■ PROBLEM DETAILS: Tally the lines in the listing below that contain "date" and report the tally alone.

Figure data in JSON
>> START

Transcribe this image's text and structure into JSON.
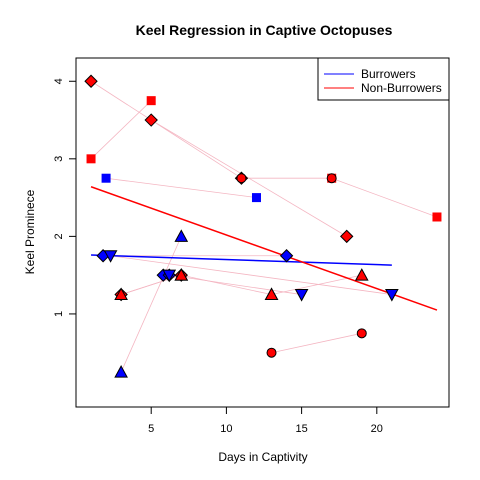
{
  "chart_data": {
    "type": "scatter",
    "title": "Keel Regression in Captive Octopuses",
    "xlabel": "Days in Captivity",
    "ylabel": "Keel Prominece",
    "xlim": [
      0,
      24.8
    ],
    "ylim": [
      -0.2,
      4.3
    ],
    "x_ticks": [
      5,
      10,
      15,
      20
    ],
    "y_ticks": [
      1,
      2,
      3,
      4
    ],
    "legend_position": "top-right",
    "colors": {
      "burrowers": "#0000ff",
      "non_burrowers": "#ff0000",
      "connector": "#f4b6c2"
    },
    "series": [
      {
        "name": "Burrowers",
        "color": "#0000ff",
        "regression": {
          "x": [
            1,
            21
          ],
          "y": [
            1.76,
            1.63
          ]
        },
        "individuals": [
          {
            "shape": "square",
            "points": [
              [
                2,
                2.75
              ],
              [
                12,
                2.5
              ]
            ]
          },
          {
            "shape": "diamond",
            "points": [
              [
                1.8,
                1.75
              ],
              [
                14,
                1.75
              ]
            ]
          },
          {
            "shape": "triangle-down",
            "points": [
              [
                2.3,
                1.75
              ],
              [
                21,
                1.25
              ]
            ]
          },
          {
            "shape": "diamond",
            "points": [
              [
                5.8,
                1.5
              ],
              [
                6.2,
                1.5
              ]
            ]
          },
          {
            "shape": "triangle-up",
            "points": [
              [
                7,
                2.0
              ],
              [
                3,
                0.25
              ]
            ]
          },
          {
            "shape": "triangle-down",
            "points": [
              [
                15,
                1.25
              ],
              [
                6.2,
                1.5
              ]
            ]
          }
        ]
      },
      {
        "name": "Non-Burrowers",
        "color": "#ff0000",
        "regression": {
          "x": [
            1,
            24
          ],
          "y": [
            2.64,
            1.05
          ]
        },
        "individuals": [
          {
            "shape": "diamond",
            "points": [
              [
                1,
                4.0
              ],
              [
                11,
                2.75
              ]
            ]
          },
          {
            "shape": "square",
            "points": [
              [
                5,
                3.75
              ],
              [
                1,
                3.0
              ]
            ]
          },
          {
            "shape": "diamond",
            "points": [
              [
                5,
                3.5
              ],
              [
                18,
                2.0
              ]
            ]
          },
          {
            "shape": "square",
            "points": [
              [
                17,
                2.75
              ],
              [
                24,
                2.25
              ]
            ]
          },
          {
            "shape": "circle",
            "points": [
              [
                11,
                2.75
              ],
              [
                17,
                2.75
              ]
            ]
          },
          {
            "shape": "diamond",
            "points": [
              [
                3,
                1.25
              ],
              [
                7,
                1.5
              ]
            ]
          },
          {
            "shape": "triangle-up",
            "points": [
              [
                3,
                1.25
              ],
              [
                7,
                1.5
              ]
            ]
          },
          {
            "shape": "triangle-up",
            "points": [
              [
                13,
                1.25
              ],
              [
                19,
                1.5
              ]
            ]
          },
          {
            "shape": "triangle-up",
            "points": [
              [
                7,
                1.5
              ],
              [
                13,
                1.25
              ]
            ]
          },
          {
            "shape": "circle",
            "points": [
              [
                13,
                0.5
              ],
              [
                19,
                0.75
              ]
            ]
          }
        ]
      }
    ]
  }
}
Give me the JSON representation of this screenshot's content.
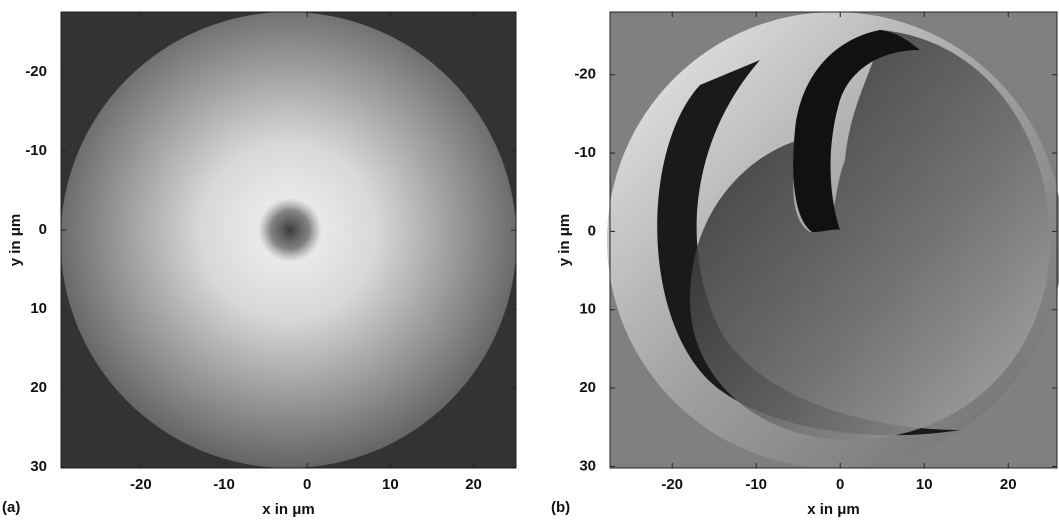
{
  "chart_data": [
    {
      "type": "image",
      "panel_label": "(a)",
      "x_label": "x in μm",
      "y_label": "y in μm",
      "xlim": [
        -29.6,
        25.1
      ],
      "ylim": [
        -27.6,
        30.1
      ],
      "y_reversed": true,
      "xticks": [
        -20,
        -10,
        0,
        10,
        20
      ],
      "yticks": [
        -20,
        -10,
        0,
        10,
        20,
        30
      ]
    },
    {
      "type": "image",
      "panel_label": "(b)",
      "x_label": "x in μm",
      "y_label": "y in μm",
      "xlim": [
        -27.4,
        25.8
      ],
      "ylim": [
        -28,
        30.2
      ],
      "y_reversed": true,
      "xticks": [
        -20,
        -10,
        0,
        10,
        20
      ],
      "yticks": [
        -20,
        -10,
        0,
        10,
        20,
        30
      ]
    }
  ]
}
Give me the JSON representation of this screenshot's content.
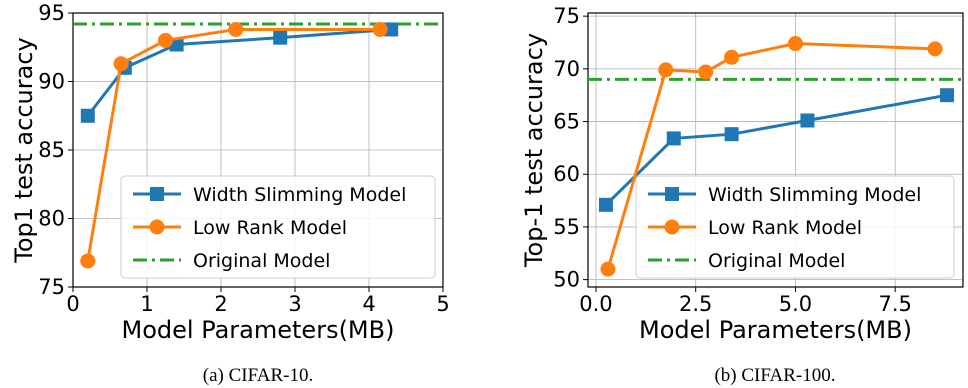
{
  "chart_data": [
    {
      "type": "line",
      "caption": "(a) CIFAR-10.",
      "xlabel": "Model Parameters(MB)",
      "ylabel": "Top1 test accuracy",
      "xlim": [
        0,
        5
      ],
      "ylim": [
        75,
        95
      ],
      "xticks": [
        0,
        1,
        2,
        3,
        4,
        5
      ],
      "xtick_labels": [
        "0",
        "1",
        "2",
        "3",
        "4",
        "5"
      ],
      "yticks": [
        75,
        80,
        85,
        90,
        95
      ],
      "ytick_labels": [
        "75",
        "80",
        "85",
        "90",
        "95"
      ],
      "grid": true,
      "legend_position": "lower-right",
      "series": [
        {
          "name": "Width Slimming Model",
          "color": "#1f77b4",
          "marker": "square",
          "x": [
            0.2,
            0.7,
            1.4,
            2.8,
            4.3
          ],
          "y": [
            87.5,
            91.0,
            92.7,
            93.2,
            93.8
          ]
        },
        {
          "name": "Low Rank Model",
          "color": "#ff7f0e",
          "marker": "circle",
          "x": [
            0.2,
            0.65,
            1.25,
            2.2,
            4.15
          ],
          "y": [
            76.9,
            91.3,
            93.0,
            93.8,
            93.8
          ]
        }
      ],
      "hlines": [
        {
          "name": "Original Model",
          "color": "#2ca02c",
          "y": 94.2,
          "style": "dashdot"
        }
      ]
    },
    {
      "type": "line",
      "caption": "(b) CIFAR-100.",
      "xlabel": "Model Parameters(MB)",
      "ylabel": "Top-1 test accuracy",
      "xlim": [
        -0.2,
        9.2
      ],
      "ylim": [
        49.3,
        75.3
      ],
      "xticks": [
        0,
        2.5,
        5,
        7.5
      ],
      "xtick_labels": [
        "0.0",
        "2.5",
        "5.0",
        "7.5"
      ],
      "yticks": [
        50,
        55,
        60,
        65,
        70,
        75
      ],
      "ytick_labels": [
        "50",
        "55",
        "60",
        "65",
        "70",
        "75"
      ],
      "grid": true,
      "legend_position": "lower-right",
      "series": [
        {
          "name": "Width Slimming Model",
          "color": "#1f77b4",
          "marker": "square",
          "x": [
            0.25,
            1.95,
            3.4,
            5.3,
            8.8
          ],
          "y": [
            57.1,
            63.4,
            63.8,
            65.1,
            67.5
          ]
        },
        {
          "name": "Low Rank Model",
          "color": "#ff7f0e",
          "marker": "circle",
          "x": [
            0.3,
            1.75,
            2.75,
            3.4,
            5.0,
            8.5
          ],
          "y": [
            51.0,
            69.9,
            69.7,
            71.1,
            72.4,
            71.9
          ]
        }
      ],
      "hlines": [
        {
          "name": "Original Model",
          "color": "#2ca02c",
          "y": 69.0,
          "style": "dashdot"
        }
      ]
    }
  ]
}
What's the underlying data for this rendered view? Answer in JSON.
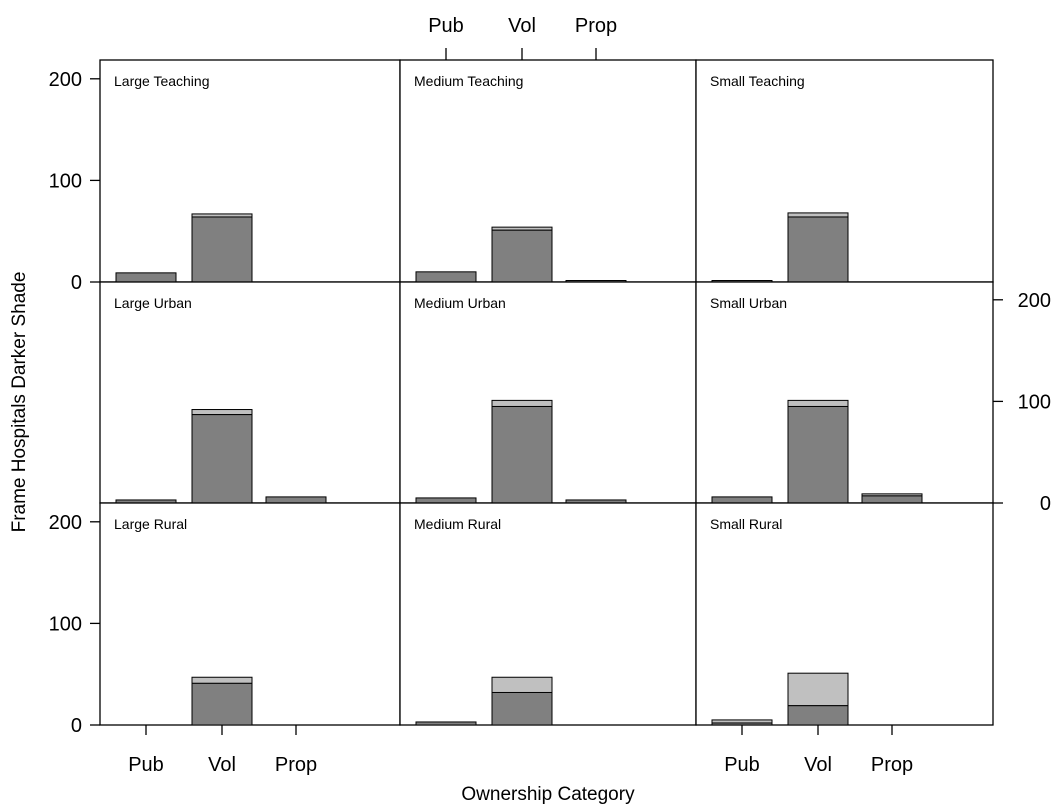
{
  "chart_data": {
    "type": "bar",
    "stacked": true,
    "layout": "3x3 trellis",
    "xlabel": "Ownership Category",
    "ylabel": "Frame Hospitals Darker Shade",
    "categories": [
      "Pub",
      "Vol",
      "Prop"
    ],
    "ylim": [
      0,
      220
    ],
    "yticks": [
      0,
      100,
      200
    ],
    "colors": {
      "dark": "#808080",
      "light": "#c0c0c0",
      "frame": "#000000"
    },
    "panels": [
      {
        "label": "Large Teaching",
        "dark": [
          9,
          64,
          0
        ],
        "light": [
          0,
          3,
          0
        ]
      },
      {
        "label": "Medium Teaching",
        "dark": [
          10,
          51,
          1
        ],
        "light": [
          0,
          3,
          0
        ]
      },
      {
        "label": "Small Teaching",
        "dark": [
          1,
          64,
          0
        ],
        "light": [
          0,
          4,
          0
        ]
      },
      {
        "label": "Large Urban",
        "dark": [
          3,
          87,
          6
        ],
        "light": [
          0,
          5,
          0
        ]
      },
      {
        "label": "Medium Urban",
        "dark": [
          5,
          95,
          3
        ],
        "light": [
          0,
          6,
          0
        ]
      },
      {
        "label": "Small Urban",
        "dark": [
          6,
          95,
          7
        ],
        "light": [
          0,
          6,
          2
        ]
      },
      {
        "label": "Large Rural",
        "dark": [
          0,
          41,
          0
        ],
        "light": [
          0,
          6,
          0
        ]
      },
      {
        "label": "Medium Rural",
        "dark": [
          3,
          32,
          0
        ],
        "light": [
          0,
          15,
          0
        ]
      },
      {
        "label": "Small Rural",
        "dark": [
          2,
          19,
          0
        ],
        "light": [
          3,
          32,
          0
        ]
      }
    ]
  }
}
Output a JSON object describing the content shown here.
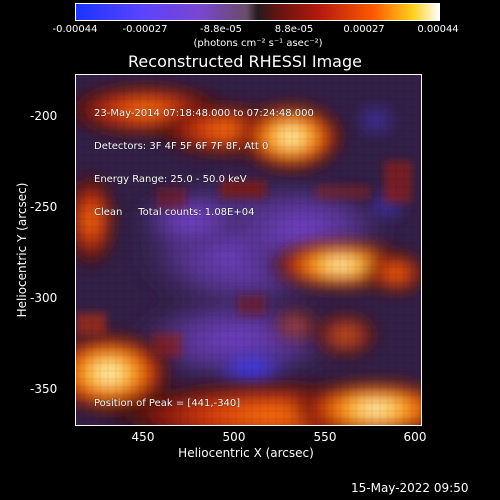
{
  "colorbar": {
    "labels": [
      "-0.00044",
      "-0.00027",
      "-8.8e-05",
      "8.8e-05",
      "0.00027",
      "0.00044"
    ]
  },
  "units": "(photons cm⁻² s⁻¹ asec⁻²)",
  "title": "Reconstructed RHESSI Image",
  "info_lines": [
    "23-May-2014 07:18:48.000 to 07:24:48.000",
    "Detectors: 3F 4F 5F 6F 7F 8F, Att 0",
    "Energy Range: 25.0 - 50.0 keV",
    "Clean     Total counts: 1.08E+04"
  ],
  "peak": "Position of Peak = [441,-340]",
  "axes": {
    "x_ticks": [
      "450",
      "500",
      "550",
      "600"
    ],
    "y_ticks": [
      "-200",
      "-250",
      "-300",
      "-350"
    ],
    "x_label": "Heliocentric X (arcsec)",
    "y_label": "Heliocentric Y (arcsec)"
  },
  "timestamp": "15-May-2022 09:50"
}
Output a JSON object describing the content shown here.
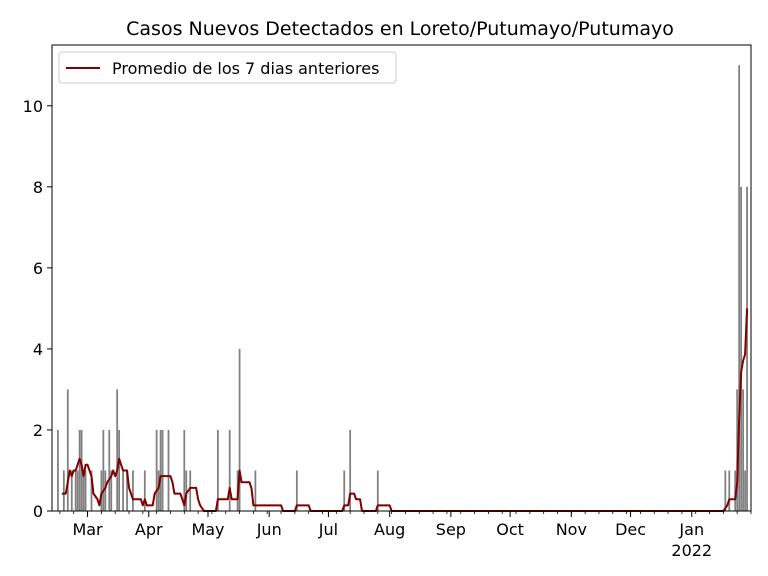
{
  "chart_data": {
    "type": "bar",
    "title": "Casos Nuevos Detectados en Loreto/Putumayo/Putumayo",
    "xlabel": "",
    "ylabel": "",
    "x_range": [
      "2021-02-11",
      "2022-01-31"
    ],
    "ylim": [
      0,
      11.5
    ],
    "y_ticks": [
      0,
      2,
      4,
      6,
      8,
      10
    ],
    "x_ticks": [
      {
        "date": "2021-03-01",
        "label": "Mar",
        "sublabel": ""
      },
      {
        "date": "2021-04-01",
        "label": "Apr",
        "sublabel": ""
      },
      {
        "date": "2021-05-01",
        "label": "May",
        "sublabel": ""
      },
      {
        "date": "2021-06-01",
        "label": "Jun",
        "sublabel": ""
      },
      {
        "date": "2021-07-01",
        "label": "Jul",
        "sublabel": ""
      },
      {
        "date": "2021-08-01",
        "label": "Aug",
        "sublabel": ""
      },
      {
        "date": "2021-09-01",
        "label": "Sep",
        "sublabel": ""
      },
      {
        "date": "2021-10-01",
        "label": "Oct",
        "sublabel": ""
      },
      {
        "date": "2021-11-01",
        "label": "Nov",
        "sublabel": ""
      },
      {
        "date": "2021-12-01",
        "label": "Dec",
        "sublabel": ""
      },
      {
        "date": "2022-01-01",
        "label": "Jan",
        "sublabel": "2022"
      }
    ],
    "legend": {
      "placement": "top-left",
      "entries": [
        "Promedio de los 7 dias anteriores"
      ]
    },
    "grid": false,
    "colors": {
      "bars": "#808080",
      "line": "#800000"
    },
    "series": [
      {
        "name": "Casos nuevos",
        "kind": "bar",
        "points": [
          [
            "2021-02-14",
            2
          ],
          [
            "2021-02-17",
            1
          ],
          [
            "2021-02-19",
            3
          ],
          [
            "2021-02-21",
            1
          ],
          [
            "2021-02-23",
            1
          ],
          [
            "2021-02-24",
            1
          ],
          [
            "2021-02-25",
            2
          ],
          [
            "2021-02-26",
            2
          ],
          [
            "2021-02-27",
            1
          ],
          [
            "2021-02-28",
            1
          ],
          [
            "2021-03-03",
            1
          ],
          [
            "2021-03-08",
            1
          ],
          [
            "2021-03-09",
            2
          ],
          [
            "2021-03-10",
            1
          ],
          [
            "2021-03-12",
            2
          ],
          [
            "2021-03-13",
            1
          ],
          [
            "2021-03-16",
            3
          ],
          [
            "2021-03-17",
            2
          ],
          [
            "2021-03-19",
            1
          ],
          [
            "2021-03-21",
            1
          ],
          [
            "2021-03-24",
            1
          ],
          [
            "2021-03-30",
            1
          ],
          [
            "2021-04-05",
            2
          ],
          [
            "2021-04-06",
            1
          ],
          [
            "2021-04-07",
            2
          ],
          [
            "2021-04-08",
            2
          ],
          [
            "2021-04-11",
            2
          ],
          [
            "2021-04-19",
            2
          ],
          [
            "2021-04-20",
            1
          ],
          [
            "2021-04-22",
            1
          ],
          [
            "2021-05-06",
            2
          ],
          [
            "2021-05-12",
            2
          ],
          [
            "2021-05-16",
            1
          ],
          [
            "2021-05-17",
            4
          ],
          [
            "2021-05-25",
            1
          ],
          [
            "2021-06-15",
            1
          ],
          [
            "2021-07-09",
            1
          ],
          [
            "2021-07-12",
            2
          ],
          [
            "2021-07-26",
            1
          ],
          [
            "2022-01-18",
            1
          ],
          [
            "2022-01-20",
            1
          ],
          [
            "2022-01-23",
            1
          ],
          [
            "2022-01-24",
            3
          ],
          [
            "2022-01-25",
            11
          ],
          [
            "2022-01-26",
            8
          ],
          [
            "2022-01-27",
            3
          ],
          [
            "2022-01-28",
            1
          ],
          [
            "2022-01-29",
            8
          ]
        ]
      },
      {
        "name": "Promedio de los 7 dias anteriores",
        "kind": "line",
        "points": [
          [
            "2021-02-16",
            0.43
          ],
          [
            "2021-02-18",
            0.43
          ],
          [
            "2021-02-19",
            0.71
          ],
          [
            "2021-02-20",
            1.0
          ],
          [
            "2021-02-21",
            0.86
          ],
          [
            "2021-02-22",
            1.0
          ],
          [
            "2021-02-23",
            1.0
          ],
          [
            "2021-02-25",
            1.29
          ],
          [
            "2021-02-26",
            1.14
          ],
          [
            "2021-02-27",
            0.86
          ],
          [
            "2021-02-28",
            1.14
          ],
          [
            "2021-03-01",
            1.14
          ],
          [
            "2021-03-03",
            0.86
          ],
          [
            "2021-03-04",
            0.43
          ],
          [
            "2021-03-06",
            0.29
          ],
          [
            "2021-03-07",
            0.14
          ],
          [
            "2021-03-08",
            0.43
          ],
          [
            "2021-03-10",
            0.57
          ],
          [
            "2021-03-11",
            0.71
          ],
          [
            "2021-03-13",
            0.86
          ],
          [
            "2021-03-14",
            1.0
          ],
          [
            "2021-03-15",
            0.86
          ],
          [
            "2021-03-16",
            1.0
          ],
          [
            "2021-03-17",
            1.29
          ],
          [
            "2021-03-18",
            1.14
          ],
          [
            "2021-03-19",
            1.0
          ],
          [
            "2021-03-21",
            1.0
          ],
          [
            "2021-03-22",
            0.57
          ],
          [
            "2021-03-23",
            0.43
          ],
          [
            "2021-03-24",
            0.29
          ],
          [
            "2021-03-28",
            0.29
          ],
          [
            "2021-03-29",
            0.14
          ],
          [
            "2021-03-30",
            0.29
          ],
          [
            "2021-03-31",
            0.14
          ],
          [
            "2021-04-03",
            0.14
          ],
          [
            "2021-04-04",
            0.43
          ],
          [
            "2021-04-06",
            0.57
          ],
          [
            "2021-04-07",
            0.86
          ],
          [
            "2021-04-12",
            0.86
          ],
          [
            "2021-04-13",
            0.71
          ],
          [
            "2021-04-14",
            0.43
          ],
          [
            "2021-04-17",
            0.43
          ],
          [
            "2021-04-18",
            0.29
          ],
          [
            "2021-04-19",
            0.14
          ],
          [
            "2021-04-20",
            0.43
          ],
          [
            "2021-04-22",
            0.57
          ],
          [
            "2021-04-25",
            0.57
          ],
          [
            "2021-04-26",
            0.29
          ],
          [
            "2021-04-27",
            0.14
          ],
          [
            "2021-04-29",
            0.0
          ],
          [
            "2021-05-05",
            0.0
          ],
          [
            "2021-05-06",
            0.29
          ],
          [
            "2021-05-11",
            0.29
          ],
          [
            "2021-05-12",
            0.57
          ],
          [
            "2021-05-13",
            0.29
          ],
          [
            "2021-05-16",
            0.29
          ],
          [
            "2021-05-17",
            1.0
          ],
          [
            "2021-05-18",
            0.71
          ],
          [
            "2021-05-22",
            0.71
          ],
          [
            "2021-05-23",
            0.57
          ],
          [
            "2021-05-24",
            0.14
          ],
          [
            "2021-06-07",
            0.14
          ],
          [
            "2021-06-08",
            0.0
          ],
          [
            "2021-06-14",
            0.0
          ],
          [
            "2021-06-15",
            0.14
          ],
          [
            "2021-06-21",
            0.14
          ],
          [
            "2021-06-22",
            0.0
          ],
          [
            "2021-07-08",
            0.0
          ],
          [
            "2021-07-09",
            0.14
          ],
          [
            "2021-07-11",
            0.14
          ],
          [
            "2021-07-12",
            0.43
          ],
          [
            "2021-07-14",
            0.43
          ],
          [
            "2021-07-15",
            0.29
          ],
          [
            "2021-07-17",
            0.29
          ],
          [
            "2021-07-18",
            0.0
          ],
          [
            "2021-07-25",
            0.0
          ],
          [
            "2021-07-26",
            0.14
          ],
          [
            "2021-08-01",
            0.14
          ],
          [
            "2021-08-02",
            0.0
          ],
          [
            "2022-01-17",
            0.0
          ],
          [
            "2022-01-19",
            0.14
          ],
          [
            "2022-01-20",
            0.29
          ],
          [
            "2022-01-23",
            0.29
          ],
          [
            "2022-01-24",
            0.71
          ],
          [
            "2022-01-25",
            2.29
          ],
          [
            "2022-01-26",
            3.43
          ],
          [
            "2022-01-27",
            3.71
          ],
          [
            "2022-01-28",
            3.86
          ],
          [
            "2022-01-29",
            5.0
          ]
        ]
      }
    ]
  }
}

>> END

■ OUTPUT OF THE TASK: 11